Repeat the entire listing exactly.

╔══

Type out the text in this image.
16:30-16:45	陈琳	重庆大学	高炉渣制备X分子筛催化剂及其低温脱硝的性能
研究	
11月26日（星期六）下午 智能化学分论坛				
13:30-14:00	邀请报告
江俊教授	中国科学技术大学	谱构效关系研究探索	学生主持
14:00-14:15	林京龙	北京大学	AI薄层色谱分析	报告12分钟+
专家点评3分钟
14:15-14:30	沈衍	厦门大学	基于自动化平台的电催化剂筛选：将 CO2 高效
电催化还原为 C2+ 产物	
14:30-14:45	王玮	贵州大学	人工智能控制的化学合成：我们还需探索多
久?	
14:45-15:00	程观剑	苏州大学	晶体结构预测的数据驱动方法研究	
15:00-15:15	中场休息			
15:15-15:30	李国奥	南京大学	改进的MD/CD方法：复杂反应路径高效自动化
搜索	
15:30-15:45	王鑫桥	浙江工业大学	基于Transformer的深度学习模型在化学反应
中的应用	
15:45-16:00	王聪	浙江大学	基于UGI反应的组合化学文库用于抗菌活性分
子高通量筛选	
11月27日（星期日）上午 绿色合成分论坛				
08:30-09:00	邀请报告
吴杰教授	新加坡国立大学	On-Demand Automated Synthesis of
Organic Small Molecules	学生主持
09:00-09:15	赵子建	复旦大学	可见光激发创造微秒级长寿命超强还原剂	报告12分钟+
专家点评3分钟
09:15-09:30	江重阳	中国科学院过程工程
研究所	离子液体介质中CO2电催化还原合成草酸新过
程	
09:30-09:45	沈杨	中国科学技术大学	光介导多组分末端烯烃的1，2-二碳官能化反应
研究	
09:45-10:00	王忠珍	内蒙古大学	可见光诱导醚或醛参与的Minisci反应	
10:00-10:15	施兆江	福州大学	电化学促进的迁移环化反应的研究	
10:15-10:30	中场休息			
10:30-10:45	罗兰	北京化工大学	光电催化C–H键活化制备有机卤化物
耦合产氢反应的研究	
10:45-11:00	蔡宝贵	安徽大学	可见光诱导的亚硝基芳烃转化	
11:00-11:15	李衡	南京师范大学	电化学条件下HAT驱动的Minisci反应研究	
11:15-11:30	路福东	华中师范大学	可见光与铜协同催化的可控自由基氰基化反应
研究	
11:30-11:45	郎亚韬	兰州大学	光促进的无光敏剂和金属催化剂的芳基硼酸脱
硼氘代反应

╚══

■ The reply
Type out the text in this image.
16:30-16:45	陈琳	重庆大学	高炉渣制备X分子筛催化剂及其低温脱硝的性能
研究	
11月26日（星期六）下午 智能化学分论坛				
13:30-14:00	邀请报告
江俊教授	中国科学技术大学	谱构效关系研究探索	学生主持
14:00-14:15	林京龙	北京大学	AI薄层色谱分析	报告12分钟+
专家点评3分钟
14:15-14:30	沈衍	厦门大学	基于自动化平台的电催化剂筛选：将 CO2 高效
电催化还原为 C2+ 产物	
14:30-14:45	王玮	贵州大学	人工智能控制的化学合成：我们还需探索多
久?	
14:45-15:00	程观剑	苏州大学	晶体结构预测的数据驱动方法研究	
15:00-15:15	中场休息			
15:15-15:30	李国奥	南京大学	改进的MD/CD方法：复杂反应路径高效自动化
搜索	
15:30-15:45	王鑫桥	浙江工业大学	基于Transformer的深度学习模型在化学反应
中的应用	
15:45-16:00	王聪	浙江大学	基于UGI反应的组合化学文库用于抗菌活性分
子高通量筛选	
11月27日（星期日）上午 绿色合成分论坛				
08:30-09:00	邀请报告
吴杰教授	新加坡国立大学	On-Demand Automated Synthesis of
Organic Small Molecules	学生主持
09:00-09:15	赵子建	复旦大学	可见光激发创造微秒级长寿命超强还原剂	报告12分钟+
专家点评3分钟
09:15-09:30	江重阳	中国科学院过程工程
研究所	离子液体介质中CO2电催化还原合成草酸新过
程	
09:30-09:45	沈杨	中国科学技术大学	光介导多组分末端烯烃的1，2-二碳官能化反应
研究	
09:45-10:00	王忠珍	内蒙古大学	可见光诱导醚或醛参与的Minisci反应	
10:00-10:15	施兆江	福州大学	电化学促进的迁移环化反应的研究	
10:15-10:30	中场休息			
10:30-10:45	罗兰	北京化工大学	光电催化C–H键活化制备有机卤化物
耦合产氢反应的研究	
10:45-11:00	蔡宝贵	安徽大学	可见光诱导的亚硝基芳烃转化	
11:00-11:15	李衡	南京师范大学	电化学条件下HAT驱动的Minisci反应研究	
11:15-11:30	路福东	华中师范大学	可见光与铜协同催化的可控自由基氰基化反应
研究	
11:30-11:45	郎亚韬	兰州大学	光促进的无光敏剂和金属催化剂的芳基硼酸脱
硼氘代反应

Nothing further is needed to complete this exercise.